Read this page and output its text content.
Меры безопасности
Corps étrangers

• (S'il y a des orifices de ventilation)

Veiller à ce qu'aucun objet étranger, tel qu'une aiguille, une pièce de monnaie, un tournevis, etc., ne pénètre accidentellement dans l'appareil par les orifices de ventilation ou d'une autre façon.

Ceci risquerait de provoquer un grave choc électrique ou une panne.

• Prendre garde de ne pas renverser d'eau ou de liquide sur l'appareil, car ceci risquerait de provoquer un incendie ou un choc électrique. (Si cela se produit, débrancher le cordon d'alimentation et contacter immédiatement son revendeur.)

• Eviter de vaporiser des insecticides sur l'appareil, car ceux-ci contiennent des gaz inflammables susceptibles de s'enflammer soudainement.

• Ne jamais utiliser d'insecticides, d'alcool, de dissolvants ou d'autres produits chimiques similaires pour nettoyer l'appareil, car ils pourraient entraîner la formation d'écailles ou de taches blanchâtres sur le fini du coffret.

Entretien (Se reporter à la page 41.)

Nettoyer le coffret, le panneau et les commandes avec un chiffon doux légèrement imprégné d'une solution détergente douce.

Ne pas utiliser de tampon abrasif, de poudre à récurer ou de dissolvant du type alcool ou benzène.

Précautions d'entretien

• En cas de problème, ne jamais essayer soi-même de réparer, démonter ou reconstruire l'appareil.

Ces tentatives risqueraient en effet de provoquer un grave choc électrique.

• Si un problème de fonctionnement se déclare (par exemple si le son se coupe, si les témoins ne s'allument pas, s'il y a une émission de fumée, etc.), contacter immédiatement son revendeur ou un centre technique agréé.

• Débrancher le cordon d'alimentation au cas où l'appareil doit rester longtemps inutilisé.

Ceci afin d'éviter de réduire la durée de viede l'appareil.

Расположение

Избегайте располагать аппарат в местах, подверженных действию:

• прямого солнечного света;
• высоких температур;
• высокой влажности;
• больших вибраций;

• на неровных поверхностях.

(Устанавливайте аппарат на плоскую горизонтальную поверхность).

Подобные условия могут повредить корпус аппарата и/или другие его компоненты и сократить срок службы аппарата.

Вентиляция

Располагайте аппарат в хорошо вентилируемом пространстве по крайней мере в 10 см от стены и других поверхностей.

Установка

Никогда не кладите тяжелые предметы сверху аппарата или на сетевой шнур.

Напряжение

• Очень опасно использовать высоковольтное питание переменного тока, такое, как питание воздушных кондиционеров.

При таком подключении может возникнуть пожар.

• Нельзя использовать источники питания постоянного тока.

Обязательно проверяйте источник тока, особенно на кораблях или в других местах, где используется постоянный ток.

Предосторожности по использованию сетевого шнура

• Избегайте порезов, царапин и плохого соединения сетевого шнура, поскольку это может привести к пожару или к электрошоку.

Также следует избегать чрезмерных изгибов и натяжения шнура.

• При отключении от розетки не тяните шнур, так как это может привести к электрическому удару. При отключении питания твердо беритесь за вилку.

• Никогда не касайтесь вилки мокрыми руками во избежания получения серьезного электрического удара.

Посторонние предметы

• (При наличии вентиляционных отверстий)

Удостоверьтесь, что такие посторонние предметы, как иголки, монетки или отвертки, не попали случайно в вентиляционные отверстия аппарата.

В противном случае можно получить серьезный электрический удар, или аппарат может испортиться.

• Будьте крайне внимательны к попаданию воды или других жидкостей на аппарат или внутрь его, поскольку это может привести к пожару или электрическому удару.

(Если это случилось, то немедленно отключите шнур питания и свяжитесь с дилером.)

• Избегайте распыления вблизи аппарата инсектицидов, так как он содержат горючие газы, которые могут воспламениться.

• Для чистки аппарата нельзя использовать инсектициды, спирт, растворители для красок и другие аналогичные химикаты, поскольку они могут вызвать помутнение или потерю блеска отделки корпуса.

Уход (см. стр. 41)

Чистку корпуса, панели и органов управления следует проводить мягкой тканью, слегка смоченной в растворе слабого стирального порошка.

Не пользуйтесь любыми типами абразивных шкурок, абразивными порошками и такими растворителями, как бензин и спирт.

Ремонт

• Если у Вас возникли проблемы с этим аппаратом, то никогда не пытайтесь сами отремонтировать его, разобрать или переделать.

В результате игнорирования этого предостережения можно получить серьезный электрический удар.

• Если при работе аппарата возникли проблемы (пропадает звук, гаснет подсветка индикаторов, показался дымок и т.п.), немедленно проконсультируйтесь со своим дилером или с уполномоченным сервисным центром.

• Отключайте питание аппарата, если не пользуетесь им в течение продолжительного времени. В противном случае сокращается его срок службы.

-- -- --

Your goal →
Output the whole listing above again, word for word.

Response →
Read this page and output its text content.
Меры безопасности
Corps étrangers

• (S'il y a des orifices de ventilation)

Veiller à ce qu'aucun objet étranger, tel qu'une aiguille, une pièce de monnaie, un tournevis, etc., ne pénètre accidentellement dans l'appareil par les orifices de ventilation ou d'une autre façon.

Ceci risquerait de provoquer un grave choc électrique ou une panne.

• Prendre garde de ne pas renverser d'eau ou de liquide sur l'appareil, car ceci risquerait de provoquer un incendie ou un choc électrique. (Si cela se produit, débrancher le cordon d'alimentation et contacter immédiatement son revendeur.)

• Eviter de vaporiser des insecticides sur l'appareil, car ceux-ci contiennent des gaz inflammables susceptibles de s'enflammer soudainement.

• Ne jamais utiliser d'insecticides, d'alcool, de dissolvants ou d'autres produits chimiques similaires pour nettoyer l'appareil, car ils pourraient entraîner la formation d'écailles ou de taches blanchâtres sur le fini du coffret.

Entretien (Se reporter à la page 41.)

Nettoyer le coffret, le panneau et les commandes avec un chiffon doux légèrement imprégné d'une solution détergente douce.

Ne pas utiliser de tampon abrasif, de poudre à récurer ou de dissolvant du type alcool ou benzène.

Précautions d'entretien

• En cas de problème, ne jamais essayer soi-même de réparer, démonter ou reconstruire l'appareil.

Ces tentatives risqueraient en effet de provoquer un grave choc électrique.

• Si un problème de fonctionnement se déclare (par exemple si le son se coupe, si les témoins ne s'allument pas, s'il y a une émission de fumée, etc.), contacter immédiatement son revendeur ou un centre technique agréé.

• Débrancher le cordon d'alimentation au cas où l'appareil doit rester longtemps inutilisé.

Ceci afin d'éviter de réduire la durée de viede l'appareil.

Расположение

Избегайте располагать аппарат в местах, подверженных действию:

• прямого солнечного света;
• высоких температур;
• высокой влажности;
• больших вибраций;

• на неровных поверхностях.

(Устанавливайте аппарат на плоскую горизонтальную поверхность).

Подобные условия могут повредить корпус аппарата и/или другие его компоненты и сократить срок службы аппарата.

Вентиляция

Располагайте аппарат в хорошо вентилируемом пространстве по крайней мере в 10 см от стены и других поверхностей.

Установка

Никогда не кладите тяжелые предметы сверху аппарата или на сетевой шнур.

Напряжение

• Очень опасно использовать высоковольтное питание переменного тока, такое, как питание воздушных кондиционеров.

При таком подключении может возникнуть пожар.

• Нельзя использовать источники питания постоянного тока.

Обязательно проверяйте источник тока, особенно на кораблях или в других местах, где используется постоянный ток.

Предосторожности по использованию сетевого шнура

• Избегайте порезов, царапин и плохого соединения сетевого шнура, поскольку это может привести к пожару или к электрошоку.

Также следует избегать чрезмерных изгибов и натяжения шнура.

• При отключении от розетки не тяните шнур, так как это может привести к электрическому удару. При отключении питания твердо беритесь за вилку.

• Никогда не касайтесь вилки мокрыми руками во избежания получения серьезного электрического удара.

Посторонние предметы

• (При наличии вентиляционных отверстий)

Удостоверьтесь, что такие посторонние предметы, как иголки, монетки или отвертки, не попали случайно в вентиляционные отверстия аппарата.

В противном случае можно получить серьезный электрический удар, или аппарат может испортиться.

• Будьте крайне внимательны к попаданию воды или других жидкостей на аппарат или внутрь его, поскольку это может привести к пожару или электрическому удару.

(Если это случилось, то немедленно отключите шнур питания и свяжитесь с дилером.)

• Избегайте распыления вблизи аппарата инсектицидов, так как он содержат горючие газы, которые могут воспламениться.

• Для чистки аппарата нельзя использовать инсектициды, спирт, растворители для красок и другие аналогичные химикаты, поскольку они могут вызвать помутнение или потерю блеска отделки корпуса.

Уход (см. стр. 41)

Чистку корпуса, панели и органов управления следует проводить мягкой тканью, слегка смоченной в растворе слабого стирального порошка.

Не пользуйтесь любыми типами абразивных шкурок, абразивными порошками и такими растворителями, как бензин и спирт.

Ремонт

• Если у Вас возникли проблемы с этим аппаратом, то никогда не пытайтесь сами отремонтировать его, разобрать или переделать.

В результате игнорирования этого предостережения можно получить серьезный электрический удар.

• Если при работе аппарата возникли проблемы (пропадает звук, гаснет подсветка индикаторов, показался дымок и т.п.), немедленно проконсультируйтесь со своим дилером или с уполномоченным сервисным центром.

• Отключайте питание аппарата, если не пользуетесь им в течение продолжительного времени. В противном случае сокращается его срок службы.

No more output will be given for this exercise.